▶ **Task description**
Copy out the material from its first line through the line containing "candle-body [58,677,65,691]", with both ends included, and reproduce each line without any change.

▶ **Supplied material**
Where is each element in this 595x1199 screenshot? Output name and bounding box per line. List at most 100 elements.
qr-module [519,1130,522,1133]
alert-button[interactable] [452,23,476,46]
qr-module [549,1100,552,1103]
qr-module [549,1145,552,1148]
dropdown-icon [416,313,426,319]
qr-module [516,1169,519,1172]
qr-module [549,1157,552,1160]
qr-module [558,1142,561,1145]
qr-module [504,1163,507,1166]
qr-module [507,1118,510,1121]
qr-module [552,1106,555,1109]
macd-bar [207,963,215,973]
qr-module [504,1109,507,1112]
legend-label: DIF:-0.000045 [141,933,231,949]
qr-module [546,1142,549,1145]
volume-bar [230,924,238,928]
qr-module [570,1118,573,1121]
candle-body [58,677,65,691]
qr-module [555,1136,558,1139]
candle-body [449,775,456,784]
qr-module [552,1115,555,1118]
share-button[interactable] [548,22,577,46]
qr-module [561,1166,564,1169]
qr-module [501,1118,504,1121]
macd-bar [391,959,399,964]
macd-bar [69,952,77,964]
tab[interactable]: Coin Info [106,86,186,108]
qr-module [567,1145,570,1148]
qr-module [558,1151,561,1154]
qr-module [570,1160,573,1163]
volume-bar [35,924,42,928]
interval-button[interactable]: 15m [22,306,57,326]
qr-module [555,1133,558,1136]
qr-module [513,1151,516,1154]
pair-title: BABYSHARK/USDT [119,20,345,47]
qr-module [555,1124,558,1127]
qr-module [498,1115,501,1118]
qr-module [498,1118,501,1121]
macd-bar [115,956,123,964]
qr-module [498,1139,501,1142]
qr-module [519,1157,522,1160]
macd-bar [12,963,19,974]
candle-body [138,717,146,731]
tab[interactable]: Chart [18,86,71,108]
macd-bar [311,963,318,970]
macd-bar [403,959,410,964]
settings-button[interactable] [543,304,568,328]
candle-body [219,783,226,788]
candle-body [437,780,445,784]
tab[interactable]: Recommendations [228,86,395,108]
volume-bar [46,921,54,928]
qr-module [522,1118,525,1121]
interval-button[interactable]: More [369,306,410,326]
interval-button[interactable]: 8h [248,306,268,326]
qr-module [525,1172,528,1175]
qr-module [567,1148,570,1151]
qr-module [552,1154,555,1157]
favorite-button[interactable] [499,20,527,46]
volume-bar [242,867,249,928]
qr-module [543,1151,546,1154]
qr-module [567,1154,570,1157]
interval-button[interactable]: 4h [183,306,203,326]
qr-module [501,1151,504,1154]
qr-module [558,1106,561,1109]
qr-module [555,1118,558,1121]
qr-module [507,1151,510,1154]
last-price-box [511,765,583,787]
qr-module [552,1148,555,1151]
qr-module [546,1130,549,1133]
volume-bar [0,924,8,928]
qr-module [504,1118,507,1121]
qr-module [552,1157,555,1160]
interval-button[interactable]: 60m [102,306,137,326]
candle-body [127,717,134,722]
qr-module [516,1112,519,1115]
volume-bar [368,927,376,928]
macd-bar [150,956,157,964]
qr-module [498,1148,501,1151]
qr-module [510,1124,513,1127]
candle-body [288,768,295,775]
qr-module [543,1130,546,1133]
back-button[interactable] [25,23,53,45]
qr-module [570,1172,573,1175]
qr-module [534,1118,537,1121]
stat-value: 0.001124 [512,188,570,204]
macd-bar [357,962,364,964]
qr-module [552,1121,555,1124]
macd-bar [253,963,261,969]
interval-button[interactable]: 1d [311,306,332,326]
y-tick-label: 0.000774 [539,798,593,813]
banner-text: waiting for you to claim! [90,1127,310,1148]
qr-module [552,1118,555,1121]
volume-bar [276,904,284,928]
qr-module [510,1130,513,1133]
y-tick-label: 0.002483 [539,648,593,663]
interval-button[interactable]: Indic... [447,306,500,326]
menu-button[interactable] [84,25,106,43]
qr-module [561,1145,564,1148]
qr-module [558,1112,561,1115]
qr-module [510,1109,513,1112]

▶ **Result**
Where is each element in this 595x1199 screenshot? Output name and bounding box per line. List at most 100 elements.
qr-module [519,1130,522,1133]
alert-button[interactable] [452,23,476,46]
qr-module [549,1100,552,1103]
qr-module [549,1145,552,1148]
dropdown-icon [416,313,426,319]
qr-module [516,1169,519,1172]
qr-module [549,1157,552,1160]
qr-module [558,1142,561,1145]
qr-module [504,1163,507,1166]
qr-module [507,1118,510,1121]
qr-module [552,1106,555,1109]
macd-bar [207,963,215,973]
qr-module [504,1109,507,1112]
legend-label: DIF:-0.000045 [141,933,231,949]
qr-module [546,1142,549,1145]
volume-bar [230,924,238,928]
qr-module [570,1118,573,1121]
candle-body [58,677,65,691]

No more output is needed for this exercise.